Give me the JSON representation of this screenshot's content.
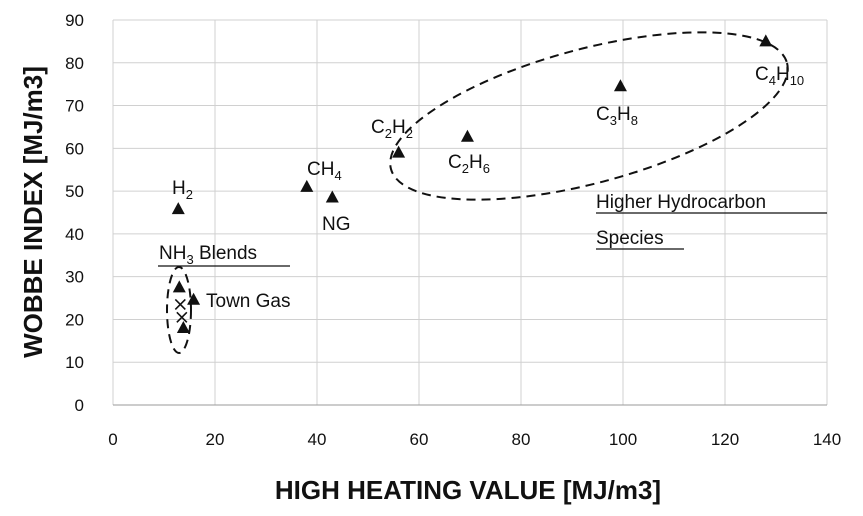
{
  "chart_data": {
    "type": "scatter",
    "xlabel": "HIGH HEATING VALUE [MJ/m3]",
    "ylabel": "WOBBE INDEX [MJ/m3]",
    "xlim": [
      0,
      140
    ],
    "ylim": [
      0,
      90
    ],
    "x_ticks": [
      "0",
      "20",
      "40",
      "60",
      "80",
      "100",
      "120",
      "140"
    ],
    "y_ticks": [
      "0",
      "10",
      "20",
      "30",
      "40",
      "50",
      "60",
      "70",
      "80",
      "90"
    ],
    "grid": true,
    "points": [
      {
        "label_main": "H",
        "label_sub": "2",
        "label_tail": "",
        "x": 12.8,
        "y": 45.8,
        "marker": "triangle"
      },
      {
        "label_main": "CH",
        "label_sub": "4",
        "label_tail": "",
        "x": 38,
        "y": 51,
        "marker": "triangle"
      },
      {
        "label_main": "NG",
        "label_sub": "",
        "label_tail": "",
        "x": 43,
        "y": 48.5,
        "marker": "triangle"
      },
      {
        "label_main": "C",
        "label_sub": "2",
        "label_tail": "H",
        "label_sub2": "2",
        "x": 56,
        "y": 59,
        "marker": "triangle"
      },
      {
        "label_main": "C",
        "label_sub": "2",
        "label_tail": "H",
        "label_sub2": "6",
        "x": 69.5,
        "y": 62.7,
        "marker": "triangle"
      },
      {
        "label_main": "C",
        "label_sub": "3",
        "label_tail": "H",
        "label_sub2": "8",
        "x": 99.5,
        "y": 74.5,
        "marker": "triangle"
      },
      {
        "label_main": "C",
        "label_sub": "4",
        "label_tail": "H",
        "label_sub2": "10",
        "x": 128,
        "y": 85,
        "marker": "triangle"
      },
      {
        "label_main": "Town Gas",
        "label_sub": "",
        "label_tail": "",
        "x": 15.8,
        "y": 24.6,
        "marker": "triangle"
      },
      {
        "label_main": "",
        "label_sub": "",
        "label_tail": "",
        "x": 13,
        "y": 27.5,
        "marker": "triangle"
      },
      {
        "label_main": "",
        "label_sub": "",
        "label_tail": "",
        "x": 13.2,
        "y": 23.5,
        "marker": "x"
      },
      {
        "label_main": "",
        "label_sub": "",
        "label_tail": "",
        "x": 13.5,
        "y": 20.5,
        "marker": "x"
      },
      {
        "label_main": "",
        "label_sub": "",
        "label_tail": "",
        "x": 13.8,
        "y": 18,
        "marker": "triangle"
      }
    ],
    "annotations": [
      {
        "name": "nh3-blends",
        "text_main": "NH",
        "text_sub": "3",
        "text_tail": " Blends",
        "underline": true
      },
      {
        "name": "higher-hydrocarbon",
        "line1": "Higher Hydrocarbon",
        "line2": "Species",
        "underline": true
      }
    ],
    "groups": [
      {
        "name": "nh3-blends-ellipse",
        "center": [
          13.5,
          22.5
        ],
        "rx_units": 2.3,
        "ry_units": 9.7,
        "style": "dashed"
      },
      {
        "name": "hydrocarbon-ellipse",
        "center": [
          90,
          68
        ],
        "style": "dashed"
      }
    ]
  }
}
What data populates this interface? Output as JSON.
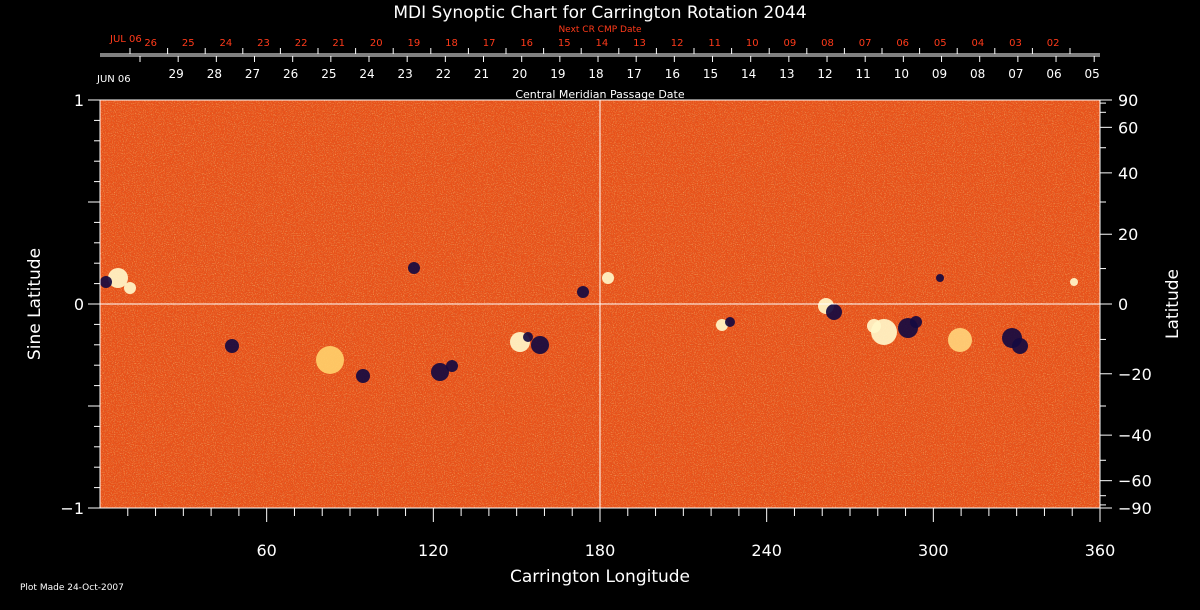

# Work to complete
Go through the lines above. Select every one that has the string "JSON".

# Exercise result
Give me the JSON representation of this screenshot's content.
What data populates this interface? Output as JSON.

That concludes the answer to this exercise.